Doel 1 – In welk jaar verdwijnt SDE+ volgens het stuk over hernieuwbare energie?
Doel 2 – Hervat het stuk over SDE+ en hernieuwbare energie direct na de laatste zin.

Brontekst –
Zoeken

Overleeft hernieuwbare energie als SDE+ sterft?

Auteur

Frans Rooijers

Investeringen in zon en wind lopen nu als een speer. Maar dat stopt volgens Frans Rooijers als SDE+ in 2025 verdwijnt.

Als een energiebedrijf (of projectontwikkelaar) na 2025 wil investeren in zon of windenergie dan zal het bedrijf een afweging maken van de kosten, maar ook van de baten. De kosten nemen steeds verder af, misschien zijn ze wel 3 a 4 ct per kWh tegen die tijd. Maar hoe zit het met de baten?

“Businesscase zon en wind profiteert niet van schaarste”

Aangeleverd materiaal –
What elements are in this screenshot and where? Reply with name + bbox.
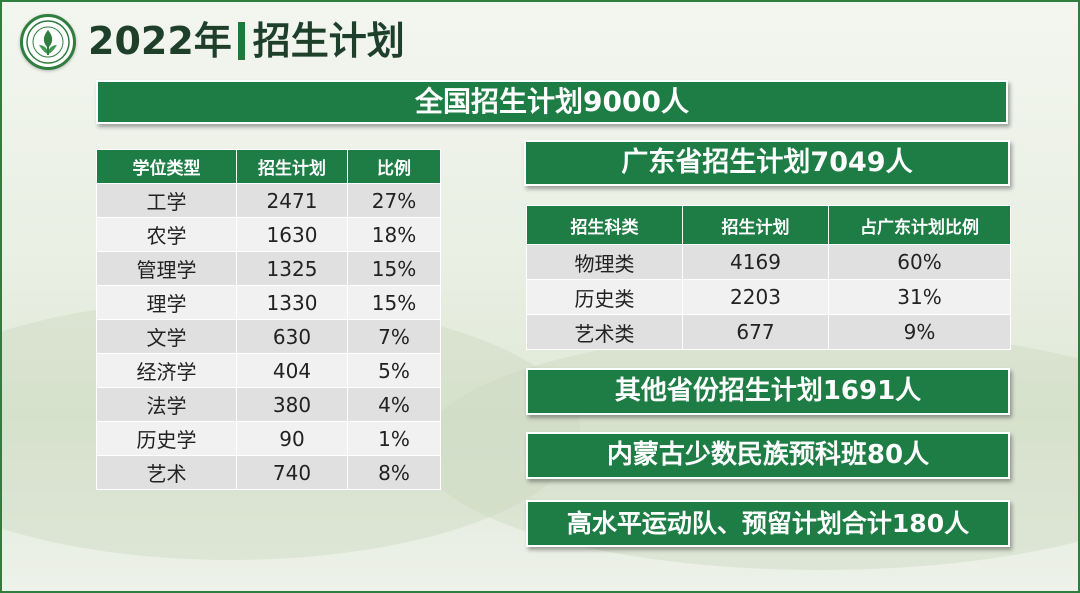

Resultaat 1 – In 2025.

Resultaat 2 –
In het Klimaatakkoord groeit het opgestelde vermogen naar 20 GW zonPV en 20 GW windenergie (land en zee). Als het dan zonnig weer is en het waait lekker, dan zal de elektriciteitsvraag vaak kleiner zijn dan de productie. Dat betekent zeer lage tot negatieve prijzen, of afschakelen van delen van de zon- en windparken. Voor de investeerder betekent het lage inkomsten. Elke extra windturbine of elk extra zonnepaneel moet vooral concurreren met de al opgestelde wind en zonne-energie, want de gelijktijdigheid met het al opgestelde zon- en windvermogen is erg hoog. Daarnaast zijn er periodes met hoge elektriciteitsprijzen, maar daar kan de businesscase voor zon en wind niet van profiteren omdat die hoge prijzen juist ontstaan door een gebrek aan zon en wind. Voor de huidige, gesubsidieerde projecten wordt het probleem opgelost. Voor de business case van nieuwe zonne- en windprojecten niet, hetgeen betekent dat er stagnatie gaat ontstaan. Het lijkt nog ver weg, maar goede oplossingen vergen hun voorbereidingstijd.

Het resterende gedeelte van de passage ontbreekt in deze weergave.